The task:
Repeat what the lines below say, word for word, and skip every image.

The data:
---+---
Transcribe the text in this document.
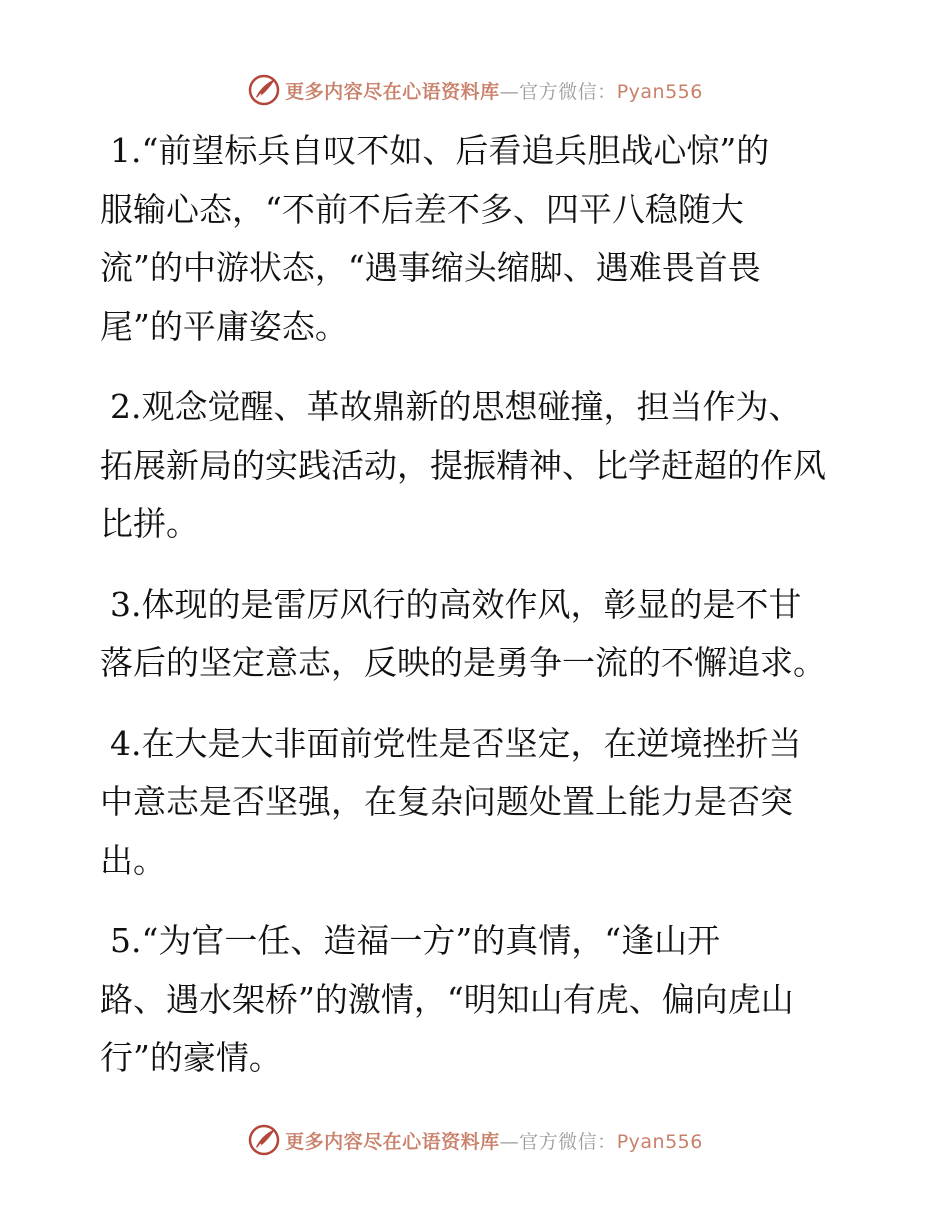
更多内容尽在心语资料库—官方微信：Pyan556

1.“前望标兵自叹不如、后看追兵胆战心惊”的
服输心态，“不前不后差不多、四平八稳随大
流”的中游状态，“遇事缩头缩脚、遇难畏首畏
尾”的平庸姿态。

2.观念觉醒、革故鼎新的思想碰撞，担当作为、
拓展新局的实践活动，提振精神、比学赶超的作风
比拼。

3.体现的是雷厉风行的高效作风，彰显的是不甘
落后的坚定意志，反映的是勇争一流的不懈追求。

4.在大是大非面前党性是否坚定，在逆境挫折当
中意志是否坚强，在复杂问题处置上能力是否突
出。

5.“为官一任、造福一方”的真情，“逢山开
路、遇水架桥”的激情，“明知山有虎、偏向虎山
行”的豪情。

更多内容尽在心语资料库—官方微信：Pyan556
---+---
Written answer:
Transcribe the text in this document.
更多内容尽在心语资料库—官方微信：Pyan556

1.“前望标兵自叹不如、后看追兵胆战心惊”的
服输心态，“不前不后差不多、四平八稳随大
流”的中游状态，“遇事缩头缩脚、遇难畏首畏
尾”的平庸姿态。

2.观念觉醒、革故鼎新的思想碰撞，担当作为、
拓展新局的实践活动，提振精神、比学赶超的作风
比拼。

3.体现的是雷厉风行的高效作风，彰显的是不甘
落后的坚定意志，反映的是勇争一流的不懈追求。

4.在大是大非面前党性是否坚定，在逆境挫折当
中意志是否坚强，在复杂问题处置上能力是否突
出。

5.“为官一任、造福一方”的真情，“逢山开
路、遇水架桥”的激情，“明知山有虎、偏向虎山
行”的豪情。

更多内容尽在心语资料库—官方微信：Pyan556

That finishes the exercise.